* _AIM_: Sift the material for lines containing "JSON", and return them.

* _DATA SHOWN_:
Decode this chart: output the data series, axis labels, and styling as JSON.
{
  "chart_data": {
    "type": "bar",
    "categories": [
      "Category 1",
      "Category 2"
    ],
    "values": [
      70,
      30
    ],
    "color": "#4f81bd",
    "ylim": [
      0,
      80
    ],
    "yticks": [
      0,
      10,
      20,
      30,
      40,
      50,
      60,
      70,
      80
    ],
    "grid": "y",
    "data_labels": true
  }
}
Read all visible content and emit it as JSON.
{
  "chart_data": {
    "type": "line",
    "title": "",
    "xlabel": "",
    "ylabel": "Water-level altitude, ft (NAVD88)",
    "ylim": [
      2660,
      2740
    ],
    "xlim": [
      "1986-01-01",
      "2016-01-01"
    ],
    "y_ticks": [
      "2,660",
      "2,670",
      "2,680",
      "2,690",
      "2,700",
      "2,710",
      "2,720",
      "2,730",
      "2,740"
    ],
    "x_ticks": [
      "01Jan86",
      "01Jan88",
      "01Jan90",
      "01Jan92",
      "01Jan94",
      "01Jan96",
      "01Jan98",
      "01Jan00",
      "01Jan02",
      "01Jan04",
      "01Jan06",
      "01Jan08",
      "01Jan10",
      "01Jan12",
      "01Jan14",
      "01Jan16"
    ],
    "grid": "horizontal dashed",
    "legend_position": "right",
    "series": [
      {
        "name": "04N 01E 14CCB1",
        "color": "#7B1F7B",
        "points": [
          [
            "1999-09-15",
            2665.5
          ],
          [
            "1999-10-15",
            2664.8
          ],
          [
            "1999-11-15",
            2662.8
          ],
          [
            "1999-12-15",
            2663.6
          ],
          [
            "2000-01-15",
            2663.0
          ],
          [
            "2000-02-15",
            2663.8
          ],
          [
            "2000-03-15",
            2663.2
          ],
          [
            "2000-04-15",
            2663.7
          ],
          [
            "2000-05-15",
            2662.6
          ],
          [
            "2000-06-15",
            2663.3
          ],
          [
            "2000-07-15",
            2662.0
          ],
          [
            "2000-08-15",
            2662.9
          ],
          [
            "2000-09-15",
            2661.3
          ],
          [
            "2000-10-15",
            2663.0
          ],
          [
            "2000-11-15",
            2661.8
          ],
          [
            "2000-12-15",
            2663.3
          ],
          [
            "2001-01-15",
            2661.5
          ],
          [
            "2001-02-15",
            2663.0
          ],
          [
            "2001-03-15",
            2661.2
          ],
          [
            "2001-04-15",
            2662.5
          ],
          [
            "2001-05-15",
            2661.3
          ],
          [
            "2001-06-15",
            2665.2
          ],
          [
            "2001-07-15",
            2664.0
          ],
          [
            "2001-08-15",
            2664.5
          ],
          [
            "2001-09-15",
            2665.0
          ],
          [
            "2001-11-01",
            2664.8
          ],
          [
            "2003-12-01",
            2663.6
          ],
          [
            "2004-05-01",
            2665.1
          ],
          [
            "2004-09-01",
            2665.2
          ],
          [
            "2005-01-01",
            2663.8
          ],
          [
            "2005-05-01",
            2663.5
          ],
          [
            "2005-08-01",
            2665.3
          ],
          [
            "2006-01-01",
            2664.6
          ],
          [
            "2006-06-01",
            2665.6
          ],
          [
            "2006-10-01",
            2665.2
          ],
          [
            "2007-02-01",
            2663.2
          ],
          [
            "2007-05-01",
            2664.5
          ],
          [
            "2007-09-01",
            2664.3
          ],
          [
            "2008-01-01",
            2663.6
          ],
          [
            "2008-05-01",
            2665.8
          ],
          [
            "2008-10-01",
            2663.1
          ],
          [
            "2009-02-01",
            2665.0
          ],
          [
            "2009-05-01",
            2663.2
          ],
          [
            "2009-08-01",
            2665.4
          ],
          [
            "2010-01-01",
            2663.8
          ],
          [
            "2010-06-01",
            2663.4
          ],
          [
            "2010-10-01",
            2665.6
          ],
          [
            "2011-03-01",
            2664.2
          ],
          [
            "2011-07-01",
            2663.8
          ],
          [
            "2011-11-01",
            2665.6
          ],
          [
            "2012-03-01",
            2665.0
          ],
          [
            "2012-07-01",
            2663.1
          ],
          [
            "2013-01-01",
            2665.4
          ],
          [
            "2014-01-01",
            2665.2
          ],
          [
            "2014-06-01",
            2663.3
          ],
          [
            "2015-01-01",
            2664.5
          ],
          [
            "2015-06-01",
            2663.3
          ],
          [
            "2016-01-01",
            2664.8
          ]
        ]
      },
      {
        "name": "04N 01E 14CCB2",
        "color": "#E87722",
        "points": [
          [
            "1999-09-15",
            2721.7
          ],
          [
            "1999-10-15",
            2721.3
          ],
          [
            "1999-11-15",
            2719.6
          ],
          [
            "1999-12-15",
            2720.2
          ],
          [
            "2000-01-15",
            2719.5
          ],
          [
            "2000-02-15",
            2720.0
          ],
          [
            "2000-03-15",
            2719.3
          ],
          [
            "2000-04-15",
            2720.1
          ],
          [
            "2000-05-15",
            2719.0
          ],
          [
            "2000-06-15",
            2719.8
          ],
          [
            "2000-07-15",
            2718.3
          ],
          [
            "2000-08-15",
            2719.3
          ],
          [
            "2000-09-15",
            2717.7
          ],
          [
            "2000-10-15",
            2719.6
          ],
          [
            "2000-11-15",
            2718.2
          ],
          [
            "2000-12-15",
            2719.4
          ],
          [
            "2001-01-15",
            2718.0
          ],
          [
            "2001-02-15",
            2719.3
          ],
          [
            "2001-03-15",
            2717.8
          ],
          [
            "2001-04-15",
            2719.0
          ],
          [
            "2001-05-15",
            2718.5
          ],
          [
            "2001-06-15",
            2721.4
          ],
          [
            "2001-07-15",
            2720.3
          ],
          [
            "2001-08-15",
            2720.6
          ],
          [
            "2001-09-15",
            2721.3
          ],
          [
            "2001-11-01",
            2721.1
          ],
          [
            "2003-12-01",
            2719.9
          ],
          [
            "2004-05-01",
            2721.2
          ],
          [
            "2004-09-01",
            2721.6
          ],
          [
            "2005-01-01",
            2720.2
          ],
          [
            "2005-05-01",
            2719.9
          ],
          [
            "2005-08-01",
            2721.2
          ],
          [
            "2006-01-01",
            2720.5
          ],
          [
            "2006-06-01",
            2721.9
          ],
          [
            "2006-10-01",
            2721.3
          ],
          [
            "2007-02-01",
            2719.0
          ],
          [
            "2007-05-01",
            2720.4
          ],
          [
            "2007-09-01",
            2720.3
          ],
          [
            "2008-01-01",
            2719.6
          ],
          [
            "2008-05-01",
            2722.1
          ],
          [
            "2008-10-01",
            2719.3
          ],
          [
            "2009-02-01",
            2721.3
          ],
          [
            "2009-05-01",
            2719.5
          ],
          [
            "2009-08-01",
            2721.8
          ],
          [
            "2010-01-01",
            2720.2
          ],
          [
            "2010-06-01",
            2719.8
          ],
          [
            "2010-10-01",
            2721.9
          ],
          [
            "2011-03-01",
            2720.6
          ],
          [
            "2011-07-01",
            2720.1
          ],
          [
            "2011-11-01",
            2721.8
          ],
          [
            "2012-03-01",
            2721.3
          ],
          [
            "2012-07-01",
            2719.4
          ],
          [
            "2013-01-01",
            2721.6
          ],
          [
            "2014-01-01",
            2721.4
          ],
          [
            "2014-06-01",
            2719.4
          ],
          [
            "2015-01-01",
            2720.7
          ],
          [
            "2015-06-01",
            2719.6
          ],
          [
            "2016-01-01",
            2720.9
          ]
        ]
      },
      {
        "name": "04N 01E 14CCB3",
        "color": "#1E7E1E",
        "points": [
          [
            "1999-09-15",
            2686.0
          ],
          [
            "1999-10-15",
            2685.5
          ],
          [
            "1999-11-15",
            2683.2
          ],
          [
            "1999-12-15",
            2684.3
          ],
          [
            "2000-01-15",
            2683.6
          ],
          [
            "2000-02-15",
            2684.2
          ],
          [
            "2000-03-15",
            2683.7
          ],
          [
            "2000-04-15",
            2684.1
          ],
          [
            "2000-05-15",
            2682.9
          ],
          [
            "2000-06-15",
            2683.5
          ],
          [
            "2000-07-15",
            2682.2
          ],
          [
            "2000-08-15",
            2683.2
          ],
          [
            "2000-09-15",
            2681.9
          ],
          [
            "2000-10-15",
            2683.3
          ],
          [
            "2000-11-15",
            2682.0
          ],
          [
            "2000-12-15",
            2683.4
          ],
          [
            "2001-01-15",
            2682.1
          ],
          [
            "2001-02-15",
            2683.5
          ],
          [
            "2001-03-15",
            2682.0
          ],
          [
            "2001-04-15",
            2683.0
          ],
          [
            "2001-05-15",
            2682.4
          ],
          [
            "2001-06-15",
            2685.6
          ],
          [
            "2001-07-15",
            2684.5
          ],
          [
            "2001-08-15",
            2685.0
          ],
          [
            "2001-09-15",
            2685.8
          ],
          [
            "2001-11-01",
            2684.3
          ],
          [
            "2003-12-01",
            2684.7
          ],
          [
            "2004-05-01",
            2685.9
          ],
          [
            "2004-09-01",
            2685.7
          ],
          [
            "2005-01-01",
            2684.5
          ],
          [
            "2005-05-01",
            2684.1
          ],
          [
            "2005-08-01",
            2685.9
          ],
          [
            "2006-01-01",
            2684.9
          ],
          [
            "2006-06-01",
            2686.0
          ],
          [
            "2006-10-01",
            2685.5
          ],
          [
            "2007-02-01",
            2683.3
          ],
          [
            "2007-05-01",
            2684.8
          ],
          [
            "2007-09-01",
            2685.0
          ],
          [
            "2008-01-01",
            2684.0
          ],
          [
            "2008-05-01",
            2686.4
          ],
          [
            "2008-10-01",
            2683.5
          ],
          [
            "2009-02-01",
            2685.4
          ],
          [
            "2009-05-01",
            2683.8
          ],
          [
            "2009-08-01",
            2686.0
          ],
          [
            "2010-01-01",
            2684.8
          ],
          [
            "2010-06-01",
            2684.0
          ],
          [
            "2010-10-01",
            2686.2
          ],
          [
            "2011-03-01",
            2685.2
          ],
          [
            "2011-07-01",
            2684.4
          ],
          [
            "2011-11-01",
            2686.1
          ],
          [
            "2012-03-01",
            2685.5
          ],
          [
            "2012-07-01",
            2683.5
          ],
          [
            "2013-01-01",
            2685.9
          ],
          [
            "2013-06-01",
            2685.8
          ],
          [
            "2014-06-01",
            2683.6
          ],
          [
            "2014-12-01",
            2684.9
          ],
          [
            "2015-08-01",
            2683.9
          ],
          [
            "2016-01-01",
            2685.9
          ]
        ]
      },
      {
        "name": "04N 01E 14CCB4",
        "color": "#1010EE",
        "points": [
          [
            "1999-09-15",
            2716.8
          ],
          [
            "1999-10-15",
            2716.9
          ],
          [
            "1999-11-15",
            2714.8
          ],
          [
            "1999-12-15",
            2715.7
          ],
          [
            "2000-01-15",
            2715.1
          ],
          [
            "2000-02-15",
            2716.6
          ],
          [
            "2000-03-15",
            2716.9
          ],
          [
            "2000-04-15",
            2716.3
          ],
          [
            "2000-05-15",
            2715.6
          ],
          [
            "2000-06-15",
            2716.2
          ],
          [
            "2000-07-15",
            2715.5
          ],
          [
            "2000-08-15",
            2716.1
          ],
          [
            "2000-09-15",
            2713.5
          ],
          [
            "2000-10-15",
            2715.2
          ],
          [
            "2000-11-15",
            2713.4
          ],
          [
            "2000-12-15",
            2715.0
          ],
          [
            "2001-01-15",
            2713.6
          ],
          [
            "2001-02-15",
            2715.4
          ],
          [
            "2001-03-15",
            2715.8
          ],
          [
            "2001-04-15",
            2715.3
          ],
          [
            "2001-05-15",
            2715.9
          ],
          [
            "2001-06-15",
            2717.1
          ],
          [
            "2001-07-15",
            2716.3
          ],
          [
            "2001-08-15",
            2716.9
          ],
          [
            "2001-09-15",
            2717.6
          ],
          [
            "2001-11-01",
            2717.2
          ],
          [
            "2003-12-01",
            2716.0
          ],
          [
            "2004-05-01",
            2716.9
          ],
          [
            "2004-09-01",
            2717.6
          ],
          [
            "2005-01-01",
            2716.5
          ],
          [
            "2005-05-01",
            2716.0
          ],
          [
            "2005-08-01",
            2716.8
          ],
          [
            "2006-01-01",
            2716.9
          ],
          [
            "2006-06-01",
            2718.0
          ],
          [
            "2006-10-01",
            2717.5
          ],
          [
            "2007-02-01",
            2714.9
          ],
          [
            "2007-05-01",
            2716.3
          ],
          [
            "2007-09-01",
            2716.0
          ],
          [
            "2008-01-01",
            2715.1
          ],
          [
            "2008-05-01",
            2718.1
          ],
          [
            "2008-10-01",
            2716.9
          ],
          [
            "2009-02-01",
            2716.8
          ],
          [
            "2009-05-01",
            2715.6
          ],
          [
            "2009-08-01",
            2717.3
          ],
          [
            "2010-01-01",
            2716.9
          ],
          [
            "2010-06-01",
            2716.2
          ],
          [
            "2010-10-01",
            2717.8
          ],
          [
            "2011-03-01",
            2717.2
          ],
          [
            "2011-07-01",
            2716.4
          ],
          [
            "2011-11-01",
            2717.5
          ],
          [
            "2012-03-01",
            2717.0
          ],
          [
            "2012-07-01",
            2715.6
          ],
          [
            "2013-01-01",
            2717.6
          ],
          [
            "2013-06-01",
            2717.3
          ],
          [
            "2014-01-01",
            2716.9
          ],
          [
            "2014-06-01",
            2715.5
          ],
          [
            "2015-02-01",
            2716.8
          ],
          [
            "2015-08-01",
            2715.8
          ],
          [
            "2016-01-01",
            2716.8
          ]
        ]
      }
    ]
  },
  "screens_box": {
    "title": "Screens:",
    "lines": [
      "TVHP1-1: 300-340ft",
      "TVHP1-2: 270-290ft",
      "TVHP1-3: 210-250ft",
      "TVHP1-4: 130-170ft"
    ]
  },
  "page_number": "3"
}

* _RESULT_:
Decode this chart: output the data series, axis labels, and styling as JSON.
Read all visible content and emit it as JSON.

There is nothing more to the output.